■ **Data shown**:
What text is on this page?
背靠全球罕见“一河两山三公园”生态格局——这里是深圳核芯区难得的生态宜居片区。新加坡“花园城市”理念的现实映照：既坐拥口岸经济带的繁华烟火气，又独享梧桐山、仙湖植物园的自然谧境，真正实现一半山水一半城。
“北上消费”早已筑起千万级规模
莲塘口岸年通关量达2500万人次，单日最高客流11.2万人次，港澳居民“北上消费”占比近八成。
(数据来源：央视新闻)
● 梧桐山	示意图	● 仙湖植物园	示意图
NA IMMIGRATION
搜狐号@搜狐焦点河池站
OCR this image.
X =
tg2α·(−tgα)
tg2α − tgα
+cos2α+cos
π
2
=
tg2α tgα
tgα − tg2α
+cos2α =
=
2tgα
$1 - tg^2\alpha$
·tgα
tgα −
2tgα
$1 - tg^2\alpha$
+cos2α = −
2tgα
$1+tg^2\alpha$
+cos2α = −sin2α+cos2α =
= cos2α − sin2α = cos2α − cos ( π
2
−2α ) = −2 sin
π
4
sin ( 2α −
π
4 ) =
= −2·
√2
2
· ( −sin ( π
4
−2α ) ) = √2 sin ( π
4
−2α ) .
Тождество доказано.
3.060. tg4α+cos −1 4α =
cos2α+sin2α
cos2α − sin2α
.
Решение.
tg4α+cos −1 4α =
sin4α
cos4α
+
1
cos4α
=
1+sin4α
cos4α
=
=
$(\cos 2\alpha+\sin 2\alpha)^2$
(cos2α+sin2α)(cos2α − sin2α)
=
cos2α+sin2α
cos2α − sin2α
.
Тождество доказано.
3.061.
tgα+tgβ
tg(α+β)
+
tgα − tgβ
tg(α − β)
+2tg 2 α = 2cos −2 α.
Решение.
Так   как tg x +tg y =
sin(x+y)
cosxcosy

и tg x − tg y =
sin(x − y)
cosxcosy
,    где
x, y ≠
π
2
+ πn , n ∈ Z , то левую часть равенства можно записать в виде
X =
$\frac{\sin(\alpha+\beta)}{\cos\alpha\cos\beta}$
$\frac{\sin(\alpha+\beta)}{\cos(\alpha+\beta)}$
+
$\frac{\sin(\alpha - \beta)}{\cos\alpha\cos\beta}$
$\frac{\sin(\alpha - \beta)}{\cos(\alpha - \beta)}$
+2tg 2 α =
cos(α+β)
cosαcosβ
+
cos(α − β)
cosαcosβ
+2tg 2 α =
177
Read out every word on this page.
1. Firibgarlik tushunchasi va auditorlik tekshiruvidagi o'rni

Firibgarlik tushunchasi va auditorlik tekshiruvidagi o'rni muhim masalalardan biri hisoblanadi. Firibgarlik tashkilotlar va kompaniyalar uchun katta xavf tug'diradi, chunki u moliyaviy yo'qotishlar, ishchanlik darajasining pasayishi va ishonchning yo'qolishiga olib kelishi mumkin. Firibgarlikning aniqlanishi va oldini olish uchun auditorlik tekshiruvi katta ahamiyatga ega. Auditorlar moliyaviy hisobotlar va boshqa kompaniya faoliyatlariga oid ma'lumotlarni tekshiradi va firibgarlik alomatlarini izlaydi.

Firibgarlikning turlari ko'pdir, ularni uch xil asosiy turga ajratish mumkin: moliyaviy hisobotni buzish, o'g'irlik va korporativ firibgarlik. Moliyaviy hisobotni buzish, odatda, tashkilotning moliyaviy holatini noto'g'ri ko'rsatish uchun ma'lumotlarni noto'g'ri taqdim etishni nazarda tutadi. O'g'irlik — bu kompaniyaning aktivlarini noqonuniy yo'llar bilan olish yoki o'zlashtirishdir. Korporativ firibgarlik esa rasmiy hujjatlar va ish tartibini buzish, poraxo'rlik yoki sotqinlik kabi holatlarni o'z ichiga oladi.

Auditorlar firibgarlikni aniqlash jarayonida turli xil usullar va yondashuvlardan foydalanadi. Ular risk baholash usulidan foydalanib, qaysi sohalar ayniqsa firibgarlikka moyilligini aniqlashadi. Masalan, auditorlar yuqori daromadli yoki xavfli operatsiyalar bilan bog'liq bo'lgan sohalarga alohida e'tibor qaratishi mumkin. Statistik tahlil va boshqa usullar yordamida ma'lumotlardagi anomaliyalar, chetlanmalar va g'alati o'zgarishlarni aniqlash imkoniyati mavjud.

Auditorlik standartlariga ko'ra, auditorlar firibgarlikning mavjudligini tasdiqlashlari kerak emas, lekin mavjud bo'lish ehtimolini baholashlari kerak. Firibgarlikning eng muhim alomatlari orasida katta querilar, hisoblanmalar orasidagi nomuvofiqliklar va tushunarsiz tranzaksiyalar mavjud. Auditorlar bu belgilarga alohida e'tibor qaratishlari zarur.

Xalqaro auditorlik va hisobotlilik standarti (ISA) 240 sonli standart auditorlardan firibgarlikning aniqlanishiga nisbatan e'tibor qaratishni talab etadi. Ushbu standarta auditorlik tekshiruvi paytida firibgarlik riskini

■ **Your task**: Which lines include "北上消费"? Copy each of them out.

■ **The completed task**:
“北上消费”早已筑起千万级规模
莲塘口岸年通关量达2500万人次，单日最高客流11.2万人次，港澳居民“北上消费”占比近八成。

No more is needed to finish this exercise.